Records from a data source
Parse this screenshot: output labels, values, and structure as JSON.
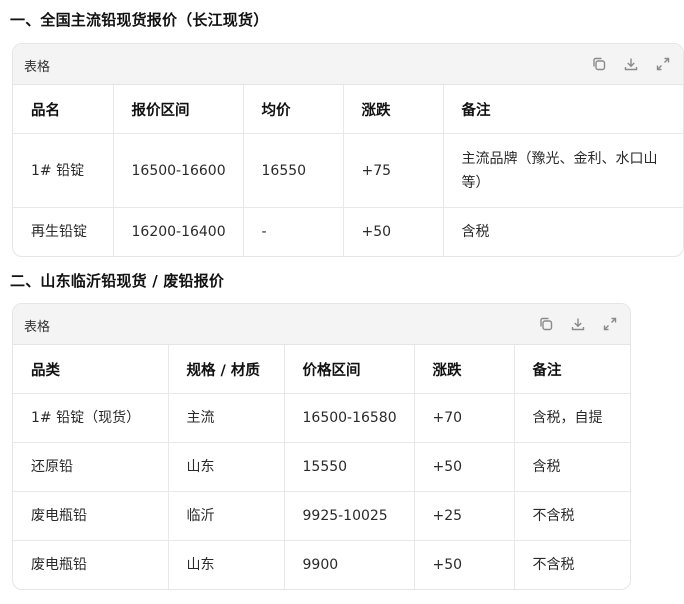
{
  "section1": {
    "heading": "一、全国主流铅现货报价（长江现货）",
    "card_title": "表格",
    "columns": [
      "品名",
      "报价区间",
      "均价",
      "涨跌",
      "备注"
    ],
    "rows": [
      [
        "1# 铅锭",
        "16500-16600",
        "16550",
        "+75",
        "主流品牌（豫光、金利、水口山等）"
      ],
      [
        "再生铅锭",
        "16200-16400",
        "-",
        "+50",
        "含税"
      ]
    ]
  },
  "section2": {
    "heading": "二、山东临沂铅现货 / 废铅报价",
    "card_title": "表格",
    "columns": [
      "品类",
      "规格 / 材质",
      "价格区间",
      "涨跌",
      "备注"
    ],
    "rows": [
      [
        "1# 铅锭（现货）",
        "主流",
        "16500-16580",
        "+70",
        "含税，自提"
      ],
      [
        "还原铅",
        "山东",
        "15550",
        "+50",
        "含税"
      ],
      [
        "废电瓶铅",
        "临沂",
        "9925-10025",
        "+25",
        "不含税"
      ],
      [
        "废电瓶铅",
        "山东",
        "9900",
        "+50",
        "不含税"
      ]
    ]
  },
  "icons": [
    "copy-icon",
    "download-icon",
    "expand-icon"
  ]
}
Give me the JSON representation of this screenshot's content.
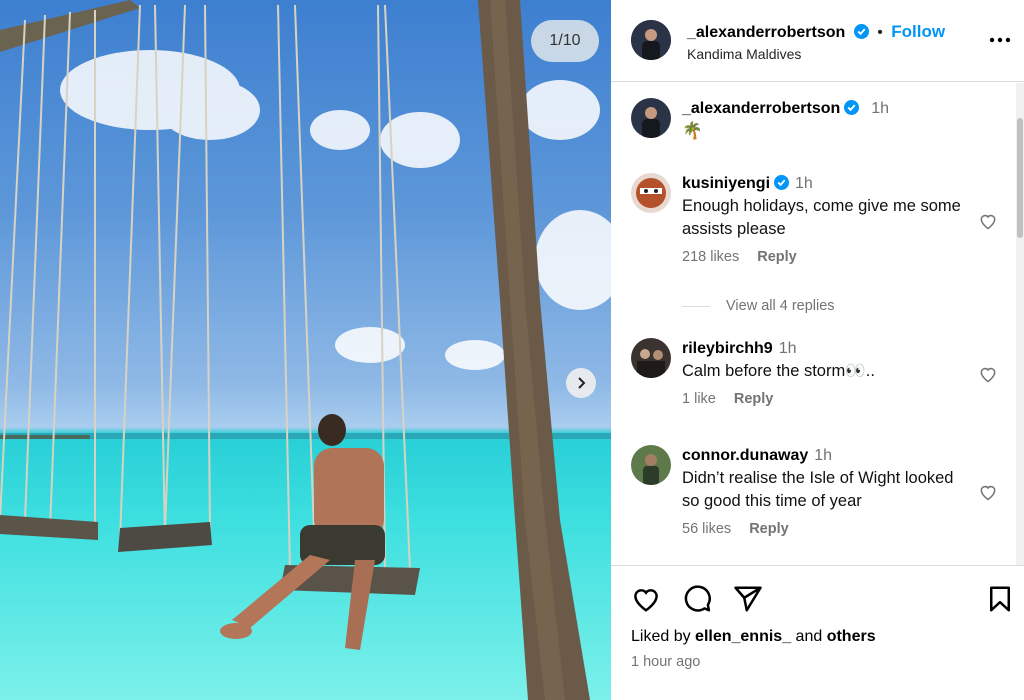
{
  "photo": {
    "counter": "1/10",
    "colors": {
      "sky": "#4a87d2",
      "sea": "#34d8dc",
      "palm_trunk": "#6b5a48"
    }
  },
  "header": {
    "username": "_alexanderrobertson",
    "follow_separator": "•",
    "follow_label": "Follow",
    "location": "Kandima Maldives"
  },
  "caption": {
    "username": "_alexanderrobertson",
    "time": "1h",
    "text": "🌴"
  },
  "comments": [
    {
      "username": "kusiniyengi",
      "verified": true,
      "time": "1h",
      "text": "Enough holidays, come give me some assists please",
      "likes": "218 likes",
      "reply": "Reply",
      "view_replies": "View all 4 replies"
    },
    {
      "username": "rileybirchh9",
      "verified": false,
      "time": "1h",
      "text": "Calm before the storm👀..",
      "likes": "1 like",
      "reply": "Reply"
    },
    {
      "username": "connor.dunaway",
      "verified": false,
      "time": "1h",
      "text": "Didn’t realise the Isle of Wight looked so good this time of year",
      "likes": "56 likes",
      "reply": "Reply"
    }
  ],
  "footer": {
    "liked_prefix": "Liked by",
    "liked_user": "ellen_ennis_",
    "liked_and": "and",
    "liked_others": "others",
    "time_ago": "1 hour ago"
  },
  "icons": [
    "verified-badge-icon",
    "more-options-icon",
    "heart-icon",
    "comment-icon",
    "share-icon",
    "bookmark-icon",
    "chevron-right-icon"
  ],
  "accent_color": "#0095f6"
}
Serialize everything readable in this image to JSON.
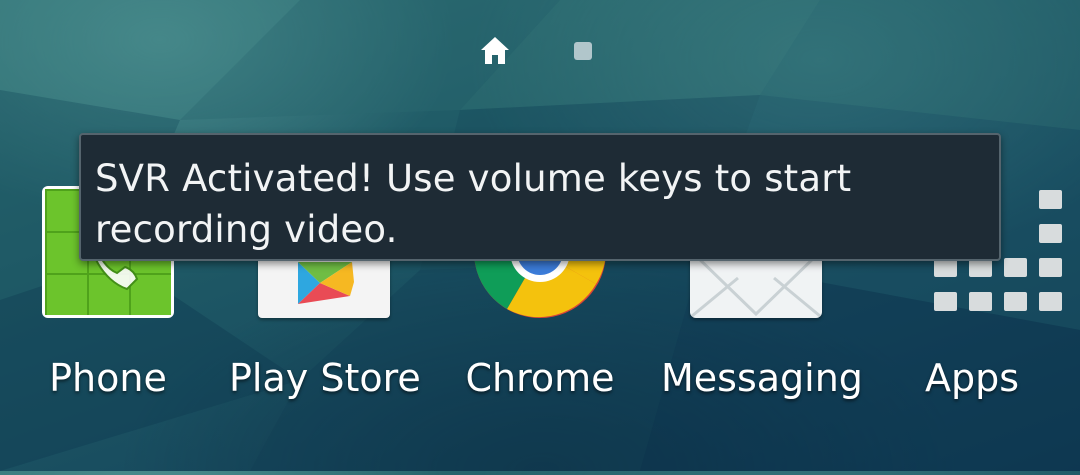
{
  "home_screen": {
    "page_indicator": {
      "pages": [
        "home-icon",
        "page-dot"
      ],
      "current_page": 1
    },
    "apps": [
      {
        "label": "Phone",
        "icon": "phone-icon"
      },
      {
        "label": "Play Store",
        "icon": "play-store-icon"
      },
      {
        "label": "Chrome",
        "icon": "chrome-icon"
      },
      {
        "label": "Messaging",
        "icon": "messaging-icon"
      },
      {
        "label": "Apps",
        "icon": "apps-grid-icon"
      }
    ]
  },
  "toast": {
    "message": "SVR Activated! Use volume keys to start recording video."
  },
  "colors": {
    "wallpaper": "#1f5a66",
    "toast_background": "#1e2b35",
    "toast_border": "#55646d",
    "phone_green": "#6cc42c",
    "label_text": "#ffffff"
  }
}
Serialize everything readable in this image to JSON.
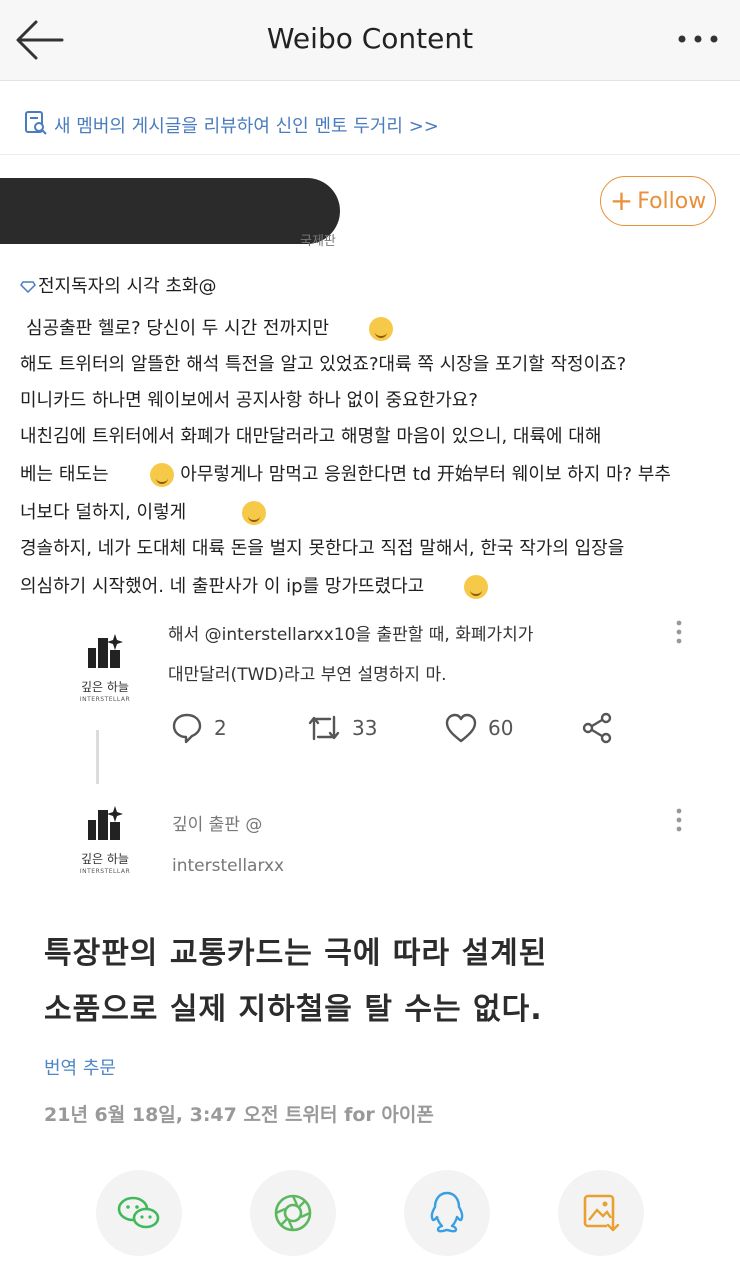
{
  "header": {
    "title": "Weibo Content"
  },
  "review_bar": {
    "text": "새 멤버의 게시글을 리뷰하여 신인 멘토 두거리 >>"
  },
  "author": {
    "sub_label": "국제판"
  },
  "follow_button": {
    "label": "Follow"
  },
  "post": {
    "lines": [
      "전지독자의 시각 초화@",
      "심공출판 헬로? 당신이 두 시간 전까지만",
      "해도 트위터의 알뜰한 해석 특전을 알고 있었죠?대륙 쪽 시장을 포기할 작정이죠?",
      "미니카드 하나면 웨이보에서 공지사항 하나 없이 중요한가요?",
      "내친김에 트위터에서 화폐가 대만달러라고 해명할 마음이 있으니, 대륙에 대해",
      "베는 태도는",
      "아무렇게나 맘먹고 응원한다면 td 开始부터 웨이보 하지 마? 부추",
      "너보다 덜하지, 이렇게",
      "경솔하지, 네가 도대체 대륙 돈을 벌지 못한다고 직접 말해서, 한국 작가의 입장을",
      "의심하기 시작했어. 네 출판사가 이 ip를 망가뜨렸다고"
    ]
  },
  "tweet1": {
    "logo_name": "깊은 하늘",
    "logo_sub": "INTERSTELLAR",
    "line1": "해서 @interstellarxx10을 출판할 때, 화폐가치가",
    "line2": "대만달러(TWD)라고 부연 설명하지 마.",
    "replies": "2",
    "retweets": "33",
    "likes": "60"
  },
  "tweet2": {
    "logo_name": "깊은 하늘",
    "logo_sub": "INTERSTELLAR",
    "name": "깊이 출판 @",
    "handle": "interstellarxx"
  },
  "quote": {
    "line1": "특장판의 교통카드는 극에 따라 설계된",
    "line2": "소품으로 실제 지하철을 탈 수는 없다.",
    "translate_label": "번역 추문",
    "meta": "21년 6월 18일, 3:47 오전 트위터 for 아이폰"
  },
  "share": {
    "icons": [
      "wechat-icon",
      "moments-icon",
      "qq-icon",
      "save-image-icon"
    ],
    "colors": {
      "wechat": "#3fba5a",
      "moments": "#5cb85c",
      "qq": "#3a9ee4",
      "save": "#e8a030"
    }
  },
  "colors": {
    "accent": "#e8903a",
    "link": "#4a7cc0"
  }
}
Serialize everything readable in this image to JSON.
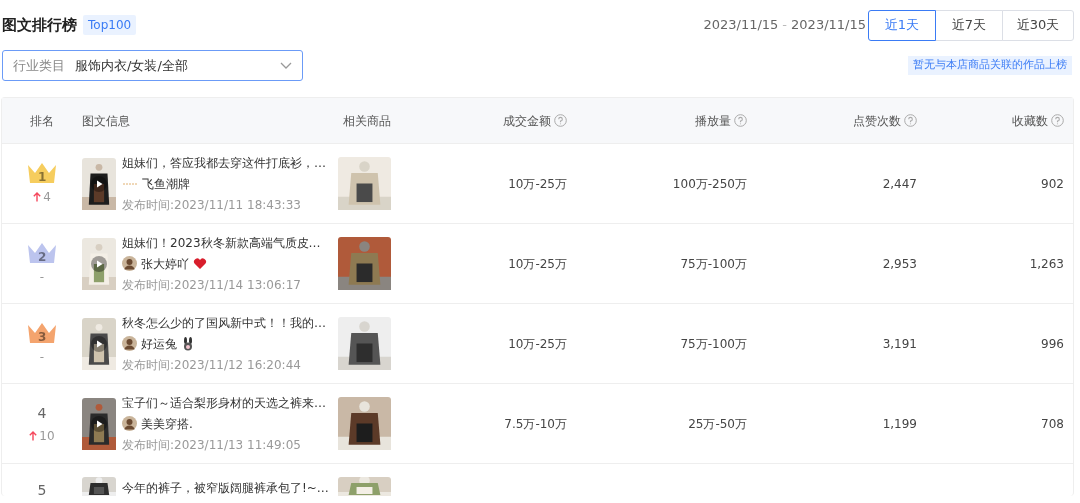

STATED EXERCISE — Leave out every picture and copy the rest of the records exactly.

CORRECT RESULT —
Parse this screenshot: output labels, values, and structure as JSON.
{
  "section1": {
    "heading": "一、全国主流铅现货报价（长江现货）",
    "card_title": "表格",
    "columns": [
      "品名",
      "报价区间",
      "均价",
      "涨跌",
      "备注"
    ],
    "rows": [
      [
        "1# 铅锭",
        "16500-16600",
        "16550",
        "+75",
        "主流品牌（豫光、金利、水口山等）"
      ],
      [
        "再生铅锭",
        "16200-16400",
        "-",
        "+50",
        "含税"
      ]
    ]
  },
  "section2": {
    "heading": "二、山东临沂铅现货 / 废铅报价",
    "card_title": "表格",
    "columns": [
      "品类",
      "规格 / 材质",
      "价格区间",
      "涨跌",
      "备注"
    ],
    "rows": [
      [
        "1# 铅锭（现货）",
        "主流",
        "16500-16580",
        "+70",
        "含税，自提"
      ],
      [
        "还原铅",
        "山东",
        "15550",
        "+50",
        "含税"
      ],
      [
        "废电瓶铅",
        "临沂",
        "9925-10025",
        "+25",
        "不含税"
      ],
      [
        "废电瓶铅",
        "山东",
        "9900",
        "+50",
        "不含税"
      ]
    ]
  },
  "icons": [
    "copy-icon",
    "download-icon",
    "expand-icon"
  ]
}
Give me the JSON representation of this screenshot's content.
{
  "photo": {
    "counter": "1/10",
    "colors": {
      "sky": "#4a87d2",
      "sea": "#34d8dc",
      "palm_trunk": "#6b5a48"
    }
  },
  "header": {
    "username": "_alexanderrobertson",
    "follow_separator": "•",
    "follow_label": "Follow",
    "location": "Kandima Maldives"
  },
  "caption": {
    "username": "_alexanderrobertson",
    "time": "1h",
    "text": "🌴"
  },
  "comments": [
    {
      "username": "kusiniyengi",
      "verified": true,
      "time": "1h",
      "text": "Enough holidays, come give me some assists please",
      "likes": "218 likes",
      "reply": "Reply",
      "view_replies": "View all 4 replies"
    },
    {
      "username": "rileybirchh9",
      "verified": false,
      "time": "1h",
      "text": "Calm before the storm👀..",
      "likes": "1 like",
      "reply": "Reply"
    },
    {
      "username": "connor.dunaway",
      "verified": false,
      "time": "1h",
      "text": "Didn’t realise the Isle of Wight looked so good this time of year",
      "likes": "56 likes",
      "reply": "Reply"
    }
  ],
  "footer": {
    "liked_prefix": "Liked by",
    "liked_user": "ellen_ennis_",
    "liked_and": "and",
    "liked_others": "others",
    "time_ago": "1 hour ago"
  },
  "icons": [
    "verified-badge-icon",
    "more-options-icon",
    "heart-icon",
    "comment-icon",
    "share-icon",
    "bookmark-icon",
    "chevron-right-icon"
  ],
  "accent_color": "#0095f6"
}
Serialize everything readable in this image to JSON.
{
  "home_screen": {
    "page_indicator": {
      "pages": [
        "home-icon",
        "page-dot"
      ],
      "current_page": 1
    },
    "apps": [
      {
        "label": "Phone",
        "icon": "phone-icon"
      },
      {
        "label": "Play Store",
        "icon": "play-store-icon"
      },
      {
        "label": "Chrome",
        "icon": "chrome-icon"
      },
      {
        "label": "Messaging",
        "icon": "messaging-icon"
      },
      {
        "label": "Apps",
        "icon": "apps-grid-icon"
      }
    ]
  },
  "toast": {
    "message": "SVR Activated! Use volume keys to start recording video."
  },
  "colors": {
    "wallpaper": "#1f5a66",
    "toast_background": "#1e2b35",
    "toast_border": "#55646d",
    "phone_green": "#6cc42c",
    "label_text": "#ffffff"
  }
}
Serialize everything readable in this image to JSON.
{
  "header": {
    "title": "Weibo Content"
  },
  "review_bar": {
    "text": "새 멤버의 게시글을 리뷰하여 신인 멘토 두거리 >>"
  },
  "author": {
    "sub_label": "국제판"
  },
  "follow_button": {
    "label": "Follow"
  },
  "post": {
    "lines": [
      "전지독자의 시각 초화@",
      "심공출판 헬로? 당신이 두 시간 전까지만",
      "해도 트위터의 알뜰한 해석 특전을 알고 있었죠?대륙 쪽 시장을 포기할 작정이죠?",
      "미니카드 하나면 웨이보에서 공지사항 하나 없이 중요한가요?",
      "내친김에 트위터에서 화폐가 대만달러라고 해명할 마음이 있으니, 대륙에 대해",
      "베는 태도는",
      "아무렇게나 맘먹고 응원한다면 td 开始부터 웨이보 하지 마? 부추",
      "너보다 덜하지, 이렇게",
      "경솔하지, 네가 도대체 대륙 돈을 벌지 못한다고 직접 말해서, 한국 작가의 입장을",
      "의심하기 시작했어. 네 출판사가 이 ip를 망가뜨렸다고"
    ]
  },
  "tweet1": {
    "logo_name": "깊은 하늘",
    "logo_sub": "INTERSTELLAR",
    "line1": "해서 @interstellarxx10을 출판할 때, 화폐가치가",
    "line2": "대만달러(TWD)라고 부연 설명하지 마.",
    "replies": "2",
    "retweets": "33",
    "likes": "60"
  },
  "tweet2": {
    "logo_name": "깊은 하늘",
    "logo_sub": "INTERSTELLAR",
    "name": "깊이 출판 @",
    "handle": "interstellarxx"
  },
  "quote": {
    "line1": "특장판의 교통카드는 극에 따라 설계된",
    "line2": "소품으로 실제 지하철을 탈 수는 없다.",
    "translate_label": "번역 추문",
    "meta": "21년 6월 18일, 3:47 오전 트위터 for 아이폰"
  },
  "share": {
    "icons": [
      "wechat-icon",
      "moments-icon",
      "qq-icon",
      "save-image-icon"
    ],
    "colors": {
      "wechat": "#3fba5a",
      "moments": "#5cb85c",
      "qq": "#3a9ee4",
      "save": "#e8a030"
    }
  },
  "colors": {
    "accent": "#e8903a",
    "link": "#4a7cc0"
  }
}
Serialize everything readable in this image to JSON.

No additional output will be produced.